[Dataset items]
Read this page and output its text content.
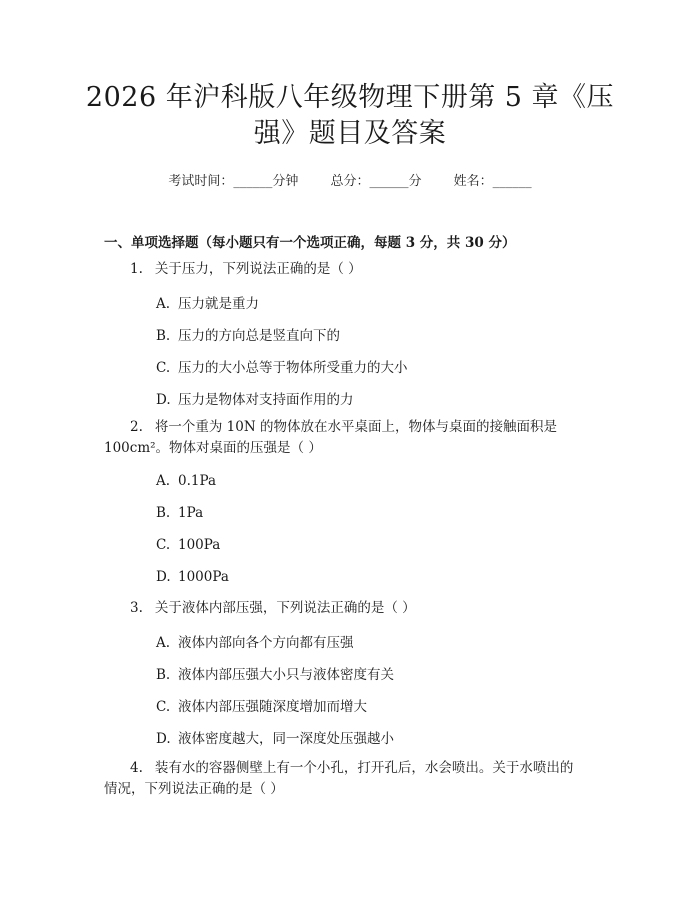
2026 年沪科版八年级物理下册第 5 章《压
强》题目及答案
考试时间：______分钟 总分：______分 姓名：______
一、单项选择题（每小题只有一个选项正确，每题 3 分，共 30 分）
1. 关于压力，下列说法正确的是（ ）
A. 压力就是重力
B. 压力的方向总是竖直向下的
C. 压力的大小总等于物体所受重力的大小
D. 压力是物体对支持面作用的力
2. 将一个重为 10N 的物体放在水平桌面上，物体与桌面的接触面积是 100cm²。物体对桌面的压强是（ ）
A. 0.1Pa
B. 1Pa
C. 100Pa
D. 1000Pa
3. 关于液体内部压强，下列说法正确的是（ ）
A. 液体内部向各个方向都有压强
B. 液体内部压强大小只与液体密度有关
C. 液体内部压强随深度增加而增大
D. 液体密度越大，同一深度处压强越小
4. 装有水的容器侧壁上有一个小孔，打开孔后，水会喷出。关于水喷出的情况，下列说法正确的是（ ）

- SHORT TASK
Copy every record above exactly, leaving out any pictures.

- SOLUTION BELOW
Read this page and output its text content.
2026 年沪科版八年级物理下册第 5 章《压
强》题目及答案
考试时间：______分钟 总分：______分 姓名：______
一、单项选择题（每小题只有一个选项正确，每题 3 分，共 30 分）
1. 关于压力，下列说法正确的是（ ）
A. 压力就是重力
B. 压力的方向总是竖直向下的
C. 压力的大小总等于物体所受重力的大小
D. 压力是物体对支持面作用的力
2. 将一个重为 10N 的物体放在水平桌面上，物体与桌面的接触面积是 100cm²。物体对桌面的压强是（ ）
A. 0.1Pa
B. 1Pa
C. 100Pa
D. 1000Pa
3. 关于液体内部压强，下列说法正确的是（ ）
A. 液体内部向各个方向都有压强
B. 液体内部压强大小只与液体密度有关
C. 液体内部压强随深度增加而增大
D. 液体密度越大，同一深度处压强越小
4. 装有水的容器侧壁上有一个小孔，打开孔后，水会喷出。关于水喷出的情况，下列说法正确的是（ ）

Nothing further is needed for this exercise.